- **Provided material**

-- BEGIN --

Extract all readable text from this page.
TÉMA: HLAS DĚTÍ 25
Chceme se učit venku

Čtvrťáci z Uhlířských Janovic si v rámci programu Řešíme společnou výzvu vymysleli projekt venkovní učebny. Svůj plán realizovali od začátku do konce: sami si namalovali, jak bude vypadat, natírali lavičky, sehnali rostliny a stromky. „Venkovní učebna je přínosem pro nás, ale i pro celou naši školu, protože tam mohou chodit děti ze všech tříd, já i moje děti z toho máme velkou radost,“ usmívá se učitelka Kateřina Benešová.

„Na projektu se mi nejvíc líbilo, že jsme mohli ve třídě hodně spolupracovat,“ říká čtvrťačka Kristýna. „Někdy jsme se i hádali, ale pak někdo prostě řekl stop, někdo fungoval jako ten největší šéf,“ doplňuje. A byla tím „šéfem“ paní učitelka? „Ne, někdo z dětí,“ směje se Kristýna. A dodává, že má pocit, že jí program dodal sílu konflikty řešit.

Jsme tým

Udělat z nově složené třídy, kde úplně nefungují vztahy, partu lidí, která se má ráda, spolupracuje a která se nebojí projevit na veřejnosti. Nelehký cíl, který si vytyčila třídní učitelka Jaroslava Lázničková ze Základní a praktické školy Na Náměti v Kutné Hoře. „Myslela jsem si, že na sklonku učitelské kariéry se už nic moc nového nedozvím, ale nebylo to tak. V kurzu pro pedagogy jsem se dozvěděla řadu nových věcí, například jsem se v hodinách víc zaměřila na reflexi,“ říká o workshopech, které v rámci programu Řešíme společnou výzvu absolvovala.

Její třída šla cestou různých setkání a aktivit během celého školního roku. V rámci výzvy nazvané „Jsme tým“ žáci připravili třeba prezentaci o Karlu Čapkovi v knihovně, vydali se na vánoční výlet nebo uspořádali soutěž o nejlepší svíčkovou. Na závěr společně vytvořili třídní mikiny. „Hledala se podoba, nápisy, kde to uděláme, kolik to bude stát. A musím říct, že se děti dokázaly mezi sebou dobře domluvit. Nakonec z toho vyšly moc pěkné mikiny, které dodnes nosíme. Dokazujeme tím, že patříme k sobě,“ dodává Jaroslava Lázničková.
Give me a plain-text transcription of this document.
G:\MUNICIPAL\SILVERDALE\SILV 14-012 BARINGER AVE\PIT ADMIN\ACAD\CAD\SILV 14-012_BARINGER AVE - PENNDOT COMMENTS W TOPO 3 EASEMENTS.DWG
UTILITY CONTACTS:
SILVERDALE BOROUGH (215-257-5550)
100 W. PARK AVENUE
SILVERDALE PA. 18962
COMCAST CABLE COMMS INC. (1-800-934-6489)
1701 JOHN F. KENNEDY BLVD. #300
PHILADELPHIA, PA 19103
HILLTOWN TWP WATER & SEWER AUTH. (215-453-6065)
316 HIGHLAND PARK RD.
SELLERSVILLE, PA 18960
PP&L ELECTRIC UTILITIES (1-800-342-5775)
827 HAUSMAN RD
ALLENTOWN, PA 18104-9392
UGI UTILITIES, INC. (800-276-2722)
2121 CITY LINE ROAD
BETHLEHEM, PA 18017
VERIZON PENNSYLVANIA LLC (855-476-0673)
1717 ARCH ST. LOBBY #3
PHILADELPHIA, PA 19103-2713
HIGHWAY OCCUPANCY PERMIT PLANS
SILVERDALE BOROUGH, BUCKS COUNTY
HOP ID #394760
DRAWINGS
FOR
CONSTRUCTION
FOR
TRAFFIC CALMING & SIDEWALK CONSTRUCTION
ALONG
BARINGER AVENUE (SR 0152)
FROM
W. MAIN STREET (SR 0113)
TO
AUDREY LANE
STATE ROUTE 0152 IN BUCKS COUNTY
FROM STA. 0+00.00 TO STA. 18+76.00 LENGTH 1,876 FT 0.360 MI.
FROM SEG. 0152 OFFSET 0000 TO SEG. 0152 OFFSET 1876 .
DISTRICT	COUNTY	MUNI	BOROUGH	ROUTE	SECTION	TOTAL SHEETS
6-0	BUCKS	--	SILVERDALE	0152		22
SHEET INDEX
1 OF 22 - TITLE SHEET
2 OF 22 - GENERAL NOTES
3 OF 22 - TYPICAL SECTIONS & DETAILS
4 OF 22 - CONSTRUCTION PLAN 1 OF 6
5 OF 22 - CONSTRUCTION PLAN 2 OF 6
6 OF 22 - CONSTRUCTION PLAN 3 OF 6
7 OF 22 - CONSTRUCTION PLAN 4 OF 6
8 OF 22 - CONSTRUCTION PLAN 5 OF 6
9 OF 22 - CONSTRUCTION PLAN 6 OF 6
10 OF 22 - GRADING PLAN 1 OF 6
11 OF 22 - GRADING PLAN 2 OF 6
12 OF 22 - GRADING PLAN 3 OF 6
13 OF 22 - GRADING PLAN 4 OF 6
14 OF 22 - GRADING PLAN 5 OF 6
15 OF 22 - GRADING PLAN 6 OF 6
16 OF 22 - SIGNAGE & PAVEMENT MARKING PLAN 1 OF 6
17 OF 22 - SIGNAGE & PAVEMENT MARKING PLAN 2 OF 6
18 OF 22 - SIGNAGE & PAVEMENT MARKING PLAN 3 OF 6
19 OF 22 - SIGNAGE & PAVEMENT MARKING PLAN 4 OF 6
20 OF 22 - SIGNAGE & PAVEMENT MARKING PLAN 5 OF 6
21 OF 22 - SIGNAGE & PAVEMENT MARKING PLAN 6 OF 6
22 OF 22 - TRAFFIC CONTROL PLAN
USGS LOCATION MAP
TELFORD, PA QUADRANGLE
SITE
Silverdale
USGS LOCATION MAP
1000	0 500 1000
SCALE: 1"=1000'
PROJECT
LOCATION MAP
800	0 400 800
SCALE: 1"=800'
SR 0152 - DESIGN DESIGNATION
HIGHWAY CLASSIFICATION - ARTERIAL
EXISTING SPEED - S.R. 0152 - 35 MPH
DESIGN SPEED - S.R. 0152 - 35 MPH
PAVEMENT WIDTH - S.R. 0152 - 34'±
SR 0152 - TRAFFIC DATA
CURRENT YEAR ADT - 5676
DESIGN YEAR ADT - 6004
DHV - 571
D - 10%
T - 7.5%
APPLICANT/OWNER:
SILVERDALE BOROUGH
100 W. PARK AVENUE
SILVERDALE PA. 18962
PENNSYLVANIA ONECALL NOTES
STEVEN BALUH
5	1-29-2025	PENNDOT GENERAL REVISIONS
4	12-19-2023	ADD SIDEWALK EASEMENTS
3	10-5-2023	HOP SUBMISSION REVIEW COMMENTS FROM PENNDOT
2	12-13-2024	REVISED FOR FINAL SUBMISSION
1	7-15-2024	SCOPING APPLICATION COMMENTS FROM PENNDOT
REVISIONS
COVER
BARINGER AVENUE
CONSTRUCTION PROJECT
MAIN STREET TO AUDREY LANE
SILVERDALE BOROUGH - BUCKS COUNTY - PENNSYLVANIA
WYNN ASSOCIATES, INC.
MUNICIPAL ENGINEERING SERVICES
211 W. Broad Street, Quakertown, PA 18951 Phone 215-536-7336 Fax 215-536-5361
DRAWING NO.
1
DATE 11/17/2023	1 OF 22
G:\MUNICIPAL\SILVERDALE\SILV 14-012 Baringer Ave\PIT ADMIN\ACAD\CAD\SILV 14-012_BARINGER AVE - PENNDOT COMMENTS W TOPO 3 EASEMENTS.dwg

-- END --

- **What to work on**
Go through the records and print each one exactly.

- **Exercise output**
Extract all readable text from this page.
TÉMA: HLAS DĚTÍ 25
Chceme se učit venku

Čtvrťáci z Uhlířských Janovic si v rámci programu Řešíme společnou výzvu vymysleli projekt venkovní učebny. Svůj plán realizovali od začátku do konce: sami si namalovali, jak bude vypadat, natírali lavičky, sehnali rostliny a stromky. „Venkovní učebna je přínosem pro nás, ale i pro celou naši školu, protože tam mohou chodit děti ze všech tříd, já i moje děti z toho máme velkou radost,“ usmívá se učitelka Kateřina Benešová.

„Na projektu se mi nejvíc líbilo, že jsme mohli ve třídě hodně spolupracovat,“ říká čtvrťačka Kristýna. „Někdy jsme se i hádali, ale pak někdo prostě řekl stop, někdo fungoval jako ten největší šéf,“ doplňuje. A byla tím „šéfem“ paní učitelka? „Ne, někdo z dětí,“ směje se Kristýna. A dodává, že má pocit, že jí program dodal sílu konflikty řešit.

Jsme tým

Udělat z nově složené třídy, kde úplně nefungují vztahy, partu lidí, která se má ráda, spolupracuje a která se nebojí projevit na veřejnosti. Nelehký cíl, který si vytyčila třídní učitelka Jaroslava Lázničková ze Základní a praktické školy Na Náměti v Kutné Hoře. „Myslela jsem si, že na sklonku učitelské kariéry se už nic moc nového nedozvím, ale nebylo to tak. V kurzu pro pedagogy jsem se dozvěděla řadu nových věcí, například jsem se v hodinách víc zaměřila na reflexi,“ říká o workshopech, které v rámci programu Řešíme společnou výzvu absolvovala.

Její třída šla cestou různých setkání a aktivit během celého školního roku. V rámci výzvy nazvané „Jsme tým“ žáci připravili třeba prezentaci o Karlu Čapkovi v knihovně, vydali se na vánoční výlet nebo uspořádali soutěž o nejlepší svíčkovou. Na závěr společně vytvořili třídní mikiny. „Hledala se podoba, nápisy, kde to uděláme, kolik to bude stát. A musím říct, že se děti dokázaly mezi sebou dobře domluvit. Nakonec z toho vyšly moc pěkné mikiny, které dodnes nosíme. Dokazujeme tím, že patříme k sobě,“ dodává Jaroslava Lázničková.
Give me a plain-text transcription of this document.
G:\MUNICIPAL\SILVERDALE\SILV 14-012 BARINGER AVE\PIT ADMIN\ACAD\CAD\SILV 14-012_BARINGER AVE - PENNDOT COMMENTS W TOPO 3 EASEMENTS.DWG
UTILITY CONTACTS:
SILVERDALE BOROUGH (215-257-5550)
100 W. PARK AVENUE
SILVERDALE PA. 18962
COMCAST CABLE COMMS INC. (1-800-934-6489)
1701 JOHN F. KENNEDY BLVD. #300
PHILADELPHIA, PA 19103
HILLTOWN TWP WATER & SEWER AUTH. (215-453-6065)
316 HIGHLAND PARK RD.
SELLERSVILLE, PA 18960
PP&L ELECTRIC UTILITIES (1-800-342-5775)
827 HAUSMAN RD
ALLENTOWN, PA 18104-9392
UGI UTILITIES, INC. (800-276-2722)
2121 CITY LINE ROAD
BETHLEHEM, PA 18017
VERIZON PENNSYLVANIA LLC (855-476-0673)
1717 ARCH ST. LOBBY #3
PHILADELPHIA, PA 19103-2713
HIGHWAY OCCUPANCY PERMIT PLANS
SILVERDALE BOROUGH, BUCKS COUNTY
HOP ID #394760
DRAWINGS
FOR
CONSTRUCTION
FOR
TRAFFIC CALMING & SIDEWALK CONSTRUCTION
ALONG
BARINGER AVENUE (SR 0152)
FROM
W. MAIN STREET (SR 0113)
TO
AUDREY LANE
STATE ROUTE 0152 IN BUCKS COUNTY
FROM STA. 0+00.00 TO STA. 18+76.00 LENGTH 1,876 FT 0.360 MI.
FROM SEG. 0152 OFFSET 0000 TO SEG. 0152 OFFSET 1876 .
DISTRICT	COUNTY	MUNI	BOROUGH	ROUTE	SECTION	TOTAL SHEETS
6-0	BUCKS	--	SILVERDALE	0152		22
SHEET INDEX
1 OF 22 - TITLE SHEET
2 OF 22 - GENERAL NOTES
3 OF 22 - TYPICAL SECTIONS & DETAILS
4 OF 22 - CONSTRUCTION PLAN 1 OF 6
5 OF 22 - CONSTRUCTION PLAN 2 OF 6
6 OF 22 - CONSTRUCTION PLAN 3 OF 6
7 OF 22 - CONSTRUCTION PLAN 4 OF 6
8 OF 22 - CONSTRUCTION PLAN 5 OF 6
9 OF 22 - CONSTRUCTION PLAN 6 OF 6
10 OF 22 - GRADING PLAN 1 OF 6
11 OF 22 - GRADING PLAN 2 OF 6
12 OF 22 - GRADING PLAN 3 OF 6
13 OF 22 - GRADING PLAN 4 OF 6
14 OF 22 - GRADING PLAN 5 OF 6
15 OF 22 - GRADING PLAN 6 OF 6
16 OF 22 - SIGNAGE & PAVEMENT MARKING PLAN 1 OF 6
17 OF 22 - SIGNAGE & PAVEMENT MARKING PLAN 2 OF 6
18 OF 22 - SIGNAGE & PAVEMENT MARKING PLAN 3 OF 6
19 OF 22 - SIGNAGE & PAVEMENT MARKING PLAN 4 OF 6
20 OF 22 - SIGNAGE & PAVEMENT MARKING PLAN 5 OF 6
21 OF 22 - SIGNAGE & PAVEMENT MARKING PLAN 6 OF 6
22 OF 22 - TRAFFIC CONTROL PLAN
USGS LOCATION MAP
TELFORD, PA QUADRANGLE
SITE
Silverdale
USGS LOCATION MAP
1000	0 500 1000
SCALE: 1"=1000'
PROJECT
LOCATION MAP
800	0 400 800
SCALE: 1"=800'
SR 0152 - DESIGN DESIGNATION
HIGHWAY CLASSIFICATION - ARTERIAL
EXISTING SPEED - S.R. 0152 - 35 MPH
DESIGN SPEED - S.R. 0152 - 35 MPH
PAVEMENT WIDTH - S.R. 0152 - 34'±
SR 0152 - TRAFFIC DATA
CURRENT YEAR ADT - 5676
DESIGN YEAR ADT - 6004
DHV - 571
D - 10%
T - 7.5%
APPLICANT/OWNER:
SILVERDALE BOROUGH
100 W. PARK AVENUE
SILVERDALE PA. 18962
PENNSYLVANIA ONECALL NOTES
STEVEN BALUH
5	1-29-2025	PENNDOT GENERAL REVISIONS
4	12-19-2023	ADD SIDEWALK EASEMENTS
3	10-5-2023	HOP SUBMISSION REVIEW COMMENTS FROM PENNDOT
2	12-13-2024	REVISED FOR FINAL SUBMISSION
1	7-15-2024	SCOPING APPLICATION COMMENTS FROM PENNDOT
REVISIONS
COVER
BARINGER AVENUE
CONSTRUCTION PROJECT
MAIN STREET TO AUDREY LANE
SILVERDALE BOROUGH - BUCKS COUNTY - PENNSYLVANIA
WYNN ASSOCIATES, INC.
MUNICIPAL ENGINEERING SERVICES
211 W. Broad Street, Quakertown, PA 18951 Phone 215-536-7336 Fax 215-536-5361
DRAWING NO.
1
DATE 11/17/2023	1 OF 22
G:\MUNICIPAL\SILVERDALE\SILV 14-012 Baringer Ave\PIT ADMIN\ACAD\CAD\SILV 14-012_BARINGER AVE - PENNDOT COMMENTS W TOPO 3 EASEMENTS.dwg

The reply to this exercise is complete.